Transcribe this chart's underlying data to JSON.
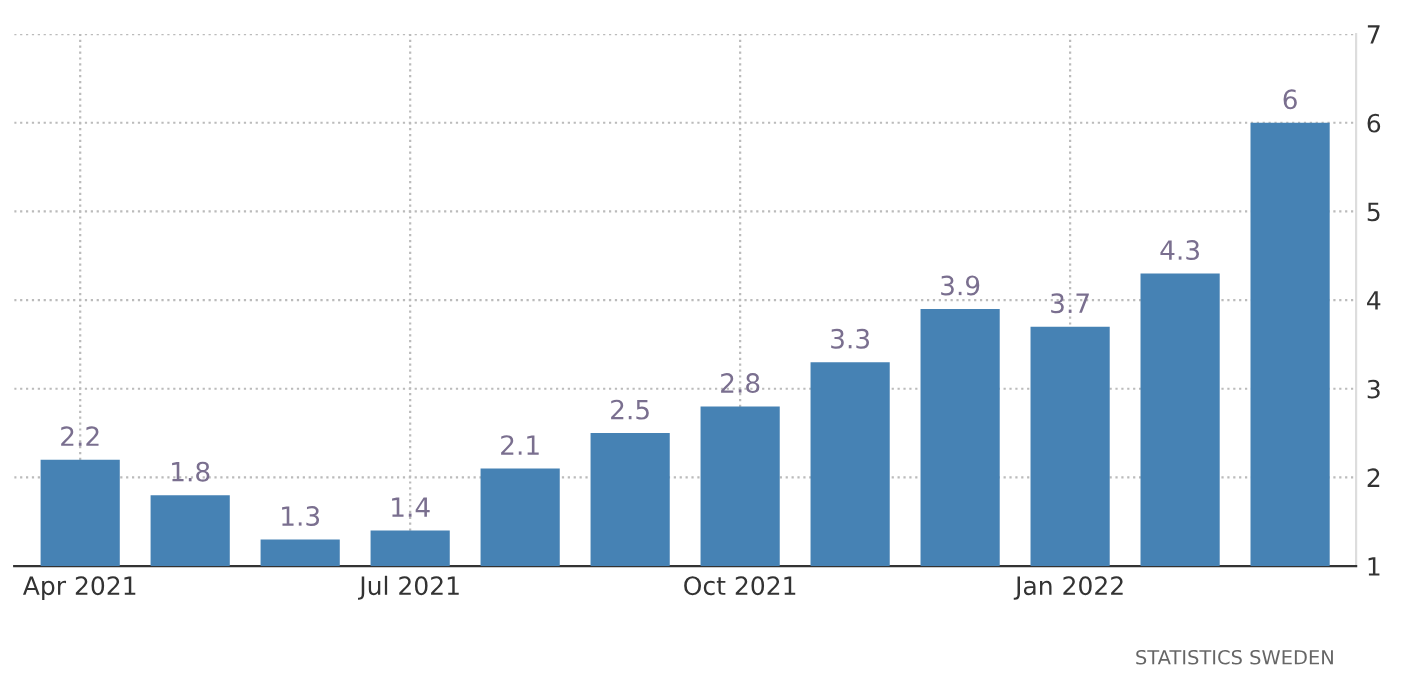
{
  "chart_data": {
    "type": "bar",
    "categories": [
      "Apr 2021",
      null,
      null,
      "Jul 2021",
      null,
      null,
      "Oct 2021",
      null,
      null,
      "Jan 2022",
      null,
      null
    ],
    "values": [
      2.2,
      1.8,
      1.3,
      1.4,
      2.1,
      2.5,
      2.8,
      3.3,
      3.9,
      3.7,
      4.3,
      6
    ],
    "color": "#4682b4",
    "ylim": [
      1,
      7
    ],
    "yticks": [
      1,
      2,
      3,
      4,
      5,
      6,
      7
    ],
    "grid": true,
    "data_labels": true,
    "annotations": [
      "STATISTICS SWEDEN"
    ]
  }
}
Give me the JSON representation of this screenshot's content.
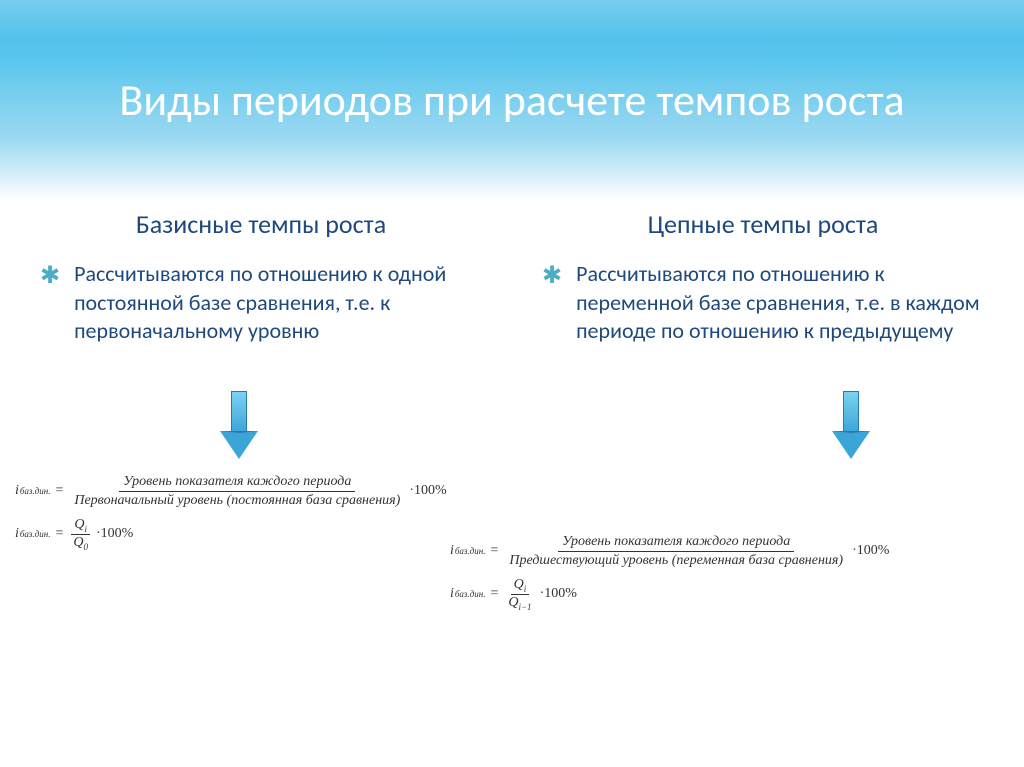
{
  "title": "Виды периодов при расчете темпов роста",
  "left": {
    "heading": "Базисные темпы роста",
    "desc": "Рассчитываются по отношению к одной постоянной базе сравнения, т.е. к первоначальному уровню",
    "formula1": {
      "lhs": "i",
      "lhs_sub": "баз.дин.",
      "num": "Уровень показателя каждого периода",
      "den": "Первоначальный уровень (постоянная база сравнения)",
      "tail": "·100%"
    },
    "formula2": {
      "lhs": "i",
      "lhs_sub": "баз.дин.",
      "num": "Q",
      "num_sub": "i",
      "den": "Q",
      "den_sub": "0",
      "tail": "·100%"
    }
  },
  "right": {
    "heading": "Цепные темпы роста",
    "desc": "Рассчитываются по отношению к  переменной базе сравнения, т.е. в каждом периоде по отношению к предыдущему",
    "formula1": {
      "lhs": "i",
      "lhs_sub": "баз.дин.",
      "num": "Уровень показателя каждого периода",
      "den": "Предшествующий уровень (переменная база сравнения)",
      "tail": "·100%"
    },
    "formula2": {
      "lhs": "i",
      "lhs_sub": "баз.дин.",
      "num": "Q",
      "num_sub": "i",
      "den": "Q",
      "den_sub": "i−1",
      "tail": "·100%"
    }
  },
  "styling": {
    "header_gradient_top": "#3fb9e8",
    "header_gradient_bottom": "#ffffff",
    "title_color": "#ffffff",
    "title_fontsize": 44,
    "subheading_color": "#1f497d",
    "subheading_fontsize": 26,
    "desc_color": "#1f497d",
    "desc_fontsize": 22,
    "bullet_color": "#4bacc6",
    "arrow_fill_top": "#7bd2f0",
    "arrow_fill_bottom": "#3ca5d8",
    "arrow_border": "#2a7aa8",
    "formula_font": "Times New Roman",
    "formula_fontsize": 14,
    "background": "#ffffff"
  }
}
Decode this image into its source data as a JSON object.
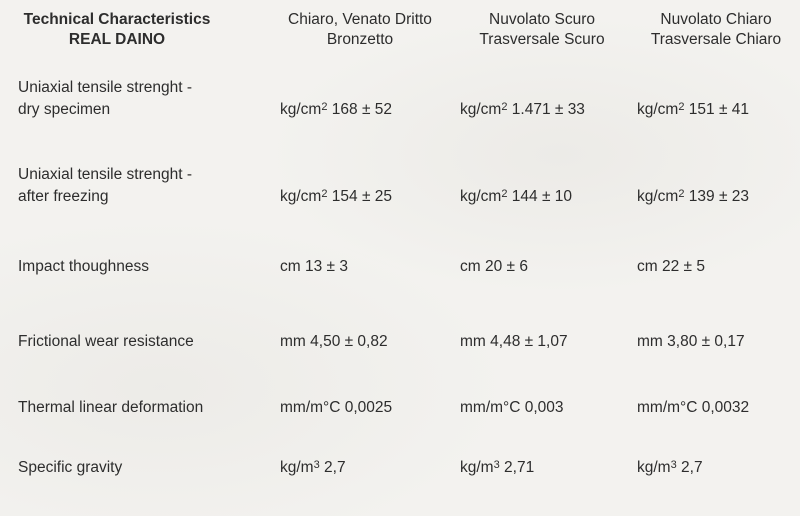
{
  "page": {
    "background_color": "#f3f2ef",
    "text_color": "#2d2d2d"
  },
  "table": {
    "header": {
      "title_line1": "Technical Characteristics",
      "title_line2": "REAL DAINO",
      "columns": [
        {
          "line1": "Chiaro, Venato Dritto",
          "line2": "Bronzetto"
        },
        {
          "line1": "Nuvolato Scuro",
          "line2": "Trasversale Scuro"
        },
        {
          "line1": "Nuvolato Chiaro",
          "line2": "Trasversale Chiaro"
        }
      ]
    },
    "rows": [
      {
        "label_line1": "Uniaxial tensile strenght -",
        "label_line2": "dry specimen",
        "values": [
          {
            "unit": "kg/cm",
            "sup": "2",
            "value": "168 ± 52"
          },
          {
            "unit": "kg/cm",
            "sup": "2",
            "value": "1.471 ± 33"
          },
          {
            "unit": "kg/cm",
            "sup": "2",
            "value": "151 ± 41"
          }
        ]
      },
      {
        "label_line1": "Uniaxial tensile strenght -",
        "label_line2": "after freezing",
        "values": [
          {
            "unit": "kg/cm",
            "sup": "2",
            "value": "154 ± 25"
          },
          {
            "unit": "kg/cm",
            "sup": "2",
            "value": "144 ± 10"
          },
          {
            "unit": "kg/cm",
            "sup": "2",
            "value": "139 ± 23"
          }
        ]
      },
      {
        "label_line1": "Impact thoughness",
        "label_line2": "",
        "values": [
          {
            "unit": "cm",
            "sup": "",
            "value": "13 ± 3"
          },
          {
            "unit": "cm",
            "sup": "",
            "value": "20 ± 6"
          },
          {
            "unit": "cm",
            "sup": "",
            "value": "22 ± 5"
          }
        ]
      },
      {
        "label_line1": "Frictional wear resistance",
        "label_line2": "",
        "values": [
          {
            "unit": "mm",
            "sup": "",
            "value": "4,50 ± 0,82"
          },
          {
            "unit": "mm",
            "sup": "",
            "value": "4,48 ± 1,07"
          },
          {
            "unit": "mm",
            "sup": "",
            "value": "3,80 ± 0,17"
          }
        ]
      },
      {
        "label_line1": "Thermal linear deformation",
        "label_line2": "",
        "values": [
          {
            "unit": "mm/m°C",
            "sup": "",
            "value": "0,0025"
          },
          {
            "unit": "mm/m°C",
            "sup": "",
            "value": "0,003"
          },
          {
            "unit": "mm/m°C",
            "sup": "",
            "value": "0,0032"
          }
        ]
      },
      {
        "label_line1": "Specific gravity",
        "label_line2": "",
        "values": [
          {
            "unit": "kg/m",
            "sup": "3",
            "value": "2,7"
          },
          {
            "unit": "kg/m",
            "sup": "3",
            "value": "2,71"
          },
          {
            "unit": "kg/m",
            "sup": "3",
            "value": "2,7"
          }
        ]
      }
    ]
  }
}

> [YOUR TASK]: Your task is to repeat the data above exactly while excluding the pictures.

> [RESPONSE TO THE EXERCISE]:
Transcribe this chart's underlying data to JSON.
{
  "chart_data": {
    "type": "bar",
    "categories": [
      "Apr 2021",
      null,
      null,
      "Jul 2021",
      null,
      null,
      "Oct 2021",
      null,
      null,
      "Jan 2022",
      null,
      null
    ],
    "values": [
      2.2,
      1.8,
      1.3,
      1.4,
      2.1,
      2.5,
      2.8,
      3.3,
      3.9,
      3.7,
      4.3,
      6
    ],
    "color": "#4682b4",
    "ylim": [
      1,
      7
    ],
    "yticks": [
      1,
      2,
      3,
      4,
      5,
      6,
      7
    ],
    "grid": true,
    "data_labels": true,
    "annotations": [
      "STATISTICS SWEDEN"
    ]
  }
}
Give me the JSON representation of this screenshot's content.
{
  "title": "Виды периодов при расчете темпов роста",
  "left": {
    "heading": "Базисные темпы роста",
    "desc": "Рассчитываются по отношению к одной постоянной базе сравнения, т.е. к первоначальному уровню",
    "formula1": {
      "lhs": "i",
      "lhs_sub": "баз.дин.",
      "num": "Уровень показателя каждого периода",
      "den": "Первоначальный уровень (постоянная база сравнения)",
      "tail": "·100%"
    },
    "formula2": {
      "lhs": "i",
      "lhs_sub": "баз.дин.",
      "num": "Q",
      "num_sub": "i",
      "den": "Q",
      "den_sub": "0",
      "tail": "·100%"
    }
  },
  "right": {
    "heading": "Цепные темпы роста",
    "desc": "Рассчитываются по отношению к  переменной базе сравнения, т.е. в каждом периоде по отношению к предыдущему",
    "formula1": {
      "lhs": "i",
      "lhs_sub": "баз.дин.",
      "num": "Уровень показателя каждого периода",
      "den": "Предшествующий уровень (переменная база сравнения)",
      "tail": "·100%"
    },
    "formula2": {
      "lhs": "i",
      "lhs_sub": "баз.дин.",
      "num": "Q",
      "num_sub": "i",
      "den": "Q",
      "den_sub": "i−1",
      "tail": "·100%"
    }
  },
  "styling": {
    "header_gradient_top": "#3fb9e8",
    "header_gradient_bottom": "#ffffff",
    "title_color": "#ffffff",
    "title_fontsize": 44,
    "subheading_color": "#1f497d",
    "subheading_fontsize": 26,
    "desc_color": "#1f497d",
    "desc_fontsize": 22,
    "bullet_color": "#4bacc6",
    "arrow_fill_top": "#7bd2f0",
    "arrow_fill_bottom": "#3ca5d8",
    "arrow_border": "#2a7aa8",
    "formula_font": "Times New Roman",
    "formula_fontsize": 14,
    "background": "#ffffff"
  }
}
Decode this image into its source data as a JSON object.
{
  "page": {
    "background_color": "#f3f2ef",
    "text_color": "#2d2d2d"
  },
  "table": {
    "header": {
      "title_line1": "Technical Characteristics",
      "title_line2": "REAL DAINO",
      "columns": [
        {
          "line1": "Chiaro, Venato Dritto",
          "line2": "Bronzetto"
        },
        {
          "line1": "Nuvolato Scuro",
          "line2": "Trasversale Scuro"
        },
        {
          "line1": "Nuvolato Chiaro",
          "line2": "Trasversale Chiaro"
        }
      ]
    },
    "rows": [
      {
        "label_line1": "Uniaxial tensile strenght -",
        "label_line2": "dry specimen",
        "values": [
          {
            "unit": "kg/cm",
            "sup": "2",
            "value": "168 ± 52"
          },
          {
            "unit": "kg/cm",
            "sup": "2",
            "value": "1.471 ± 33"
          },
          {
            "unit": "kg/cm",
            "sup": "2",
            "value": "151 ± 41"
          }
        ]
      },
      {
        "label_line1": "Uniaxial tensile strenght -",
        "label_line2": "after freezing",
        "values": [
          {
            "unit": "kg/cm",
            "sup": "2",
            "value": "154 ± 25"
          },
          {
            "unit": "kg/cm",
            "sup": "2",
            "value": "144 ± 10"
          },
          {
            "unit": "kg/cm",
            "sup": "2",
            "value": "139 ± 23"
          }
        ]
      },
      {
        "label_line1": "Impact thoughness",
        "label_line2": "",
        "values": [
          {
            "unit": "cm",
            "sup": "",
            "value": "13 ± 3"
          },
          {
            "unit": "cm",
            "sup": "",
            "value": "20 ± 6"
          },
          {
            "unit": "cm",
            "sup": "",
            "value": "22 ± 5"
          }
        ]
      },
      {
        "label_line1": "Frictional wear resistance",
        "label_line2": "",
        "values": [
          {
            "unit": "mm",
            "sup": "",
            "value": "4,50 ± 0,82"
          },
          {
            "unit": "mm",
            "sup": "",
            "value": "4,48 ± 1,07"
          },
          {
            "unit": "mm",
            "sup": "",
            "value": "3,80 ± 0,17"
          }
        ]
      },
      {
        "label_line1": "Thermal linear deformation",
        "label_line2": "",
        "values": [
          {
            "unit": "mm/m°C",
            "sup": "",
            "value": "0,0025"
          },
          {
            "unit": "mm/m°C",
            "sup": "",
            "value": "0,003"
          },
          {
            "unit": "mm/m°C",
            "sup": "",
            "value": "0,0032"
          }
        ]
      },
      {
        "label_line1": "Specific gravity",
        "label_line2": "",
        "values": [
          {
            "unit": "kg/m",
            "sup": "3",
            "value": "2,7"
          },
          {
            "unit": "kg/m",
            "sup": "3",
            "value": "2,71"
          },
          {
            "unit": "kg/m",
            "sup": "3",
            "value": "2,7"
          }
        ]
      }
    ]
  }
}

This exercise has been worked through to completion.